[Exercise]:
Can you transcribe every line exactly and leave the pictures behind?

Start Records for processing

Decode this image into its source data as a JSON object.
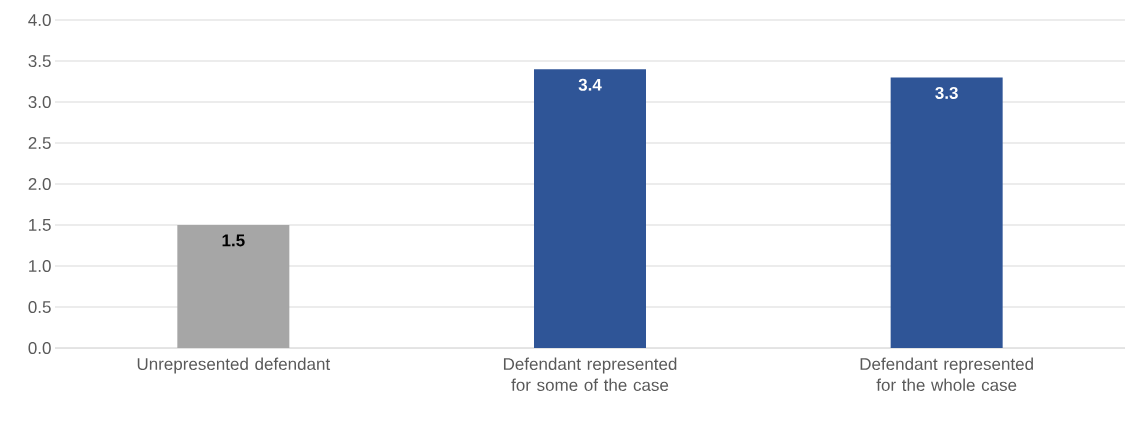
{
  "chart_data": {
    "type": "bar",
    "categories": [
      "Unrepresented defendant",
      "Defendant represented for some of the case",
      "Defendant represented for the whole case"
    ],
    "values": [
      1.5,
      3.4,
      3.3
    ],
    "colors": [
      "#a6a6a6",
      "#2f5597",
      "#2f5597"
    ],
    "ylim": [
      0,
      4
    ],
    "yticks": [
      {
        "value": 0,
        "label": "0.0"
      },
      {
        "value": 0.5,
        "label": "0.5"
      },
      {
        "value": 1,
        "label": "1.0"
      },
      {
        "value": 1.5,
        "label": "1.5"
      },
      {
        "value": 2,
        "label": "2.0"
      },
      {
        "value": 2.5,
        "label": "2.5"
      },
      {
        "value": 3,
        "label": "3.0"
      },
      {
        "value": 3.5,
        "label": "3.5"
      },
      {
        "value": 4,
        "label": "4.0"
      }
    ],
    "grid": "y",
    "data_labels": true
  }
}
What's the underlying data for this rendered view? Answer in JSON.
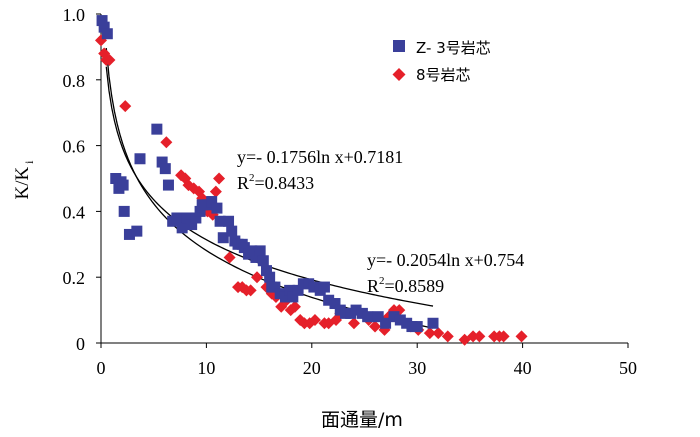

End Records for processing

[Worked answer]:
Decode this image into its source data as a JSON object.
{
  "chart_data": {
    "type": "bar",
    "categories": [
      "Unrepresented defendant",
      "Defendant represented for some of the case",
      "Defendant represented for the whole case"
    ],
    "values": [
      1.5,
      3.4,
      3.3
    ],
    "colors": [
      "#a6a6a6",
      "#2f5597",
      "#2f5597"
    ],
    "ylim": [
      0,
      4
    ],
    "yticks": [
      {
        "value": 0,
        "label": "0.0"
      },
      {
        "value": 0.5,
        "label": "0.5"
      },
      {
        "value": 1,
        "label": "1.0"
      },
      {
        "value": 1.5,
        "label": "1.5"
      },
      {
        "value": 2,
        "label": "2.0"
      },
      {
        "value": 2.5,
        "label": "2.5"
      },
      {
        "value": 3,
        "label": "3.0"
      },
      {
        "value": 3.5,
        "label": "3.5"
      },
      {
        "value": 4,
        "label": "4.0"
      }
    ],
    "grid": "y",
    "data_labels": true
  }
}
What's the underlying data for this rendered view? Answer in JSON.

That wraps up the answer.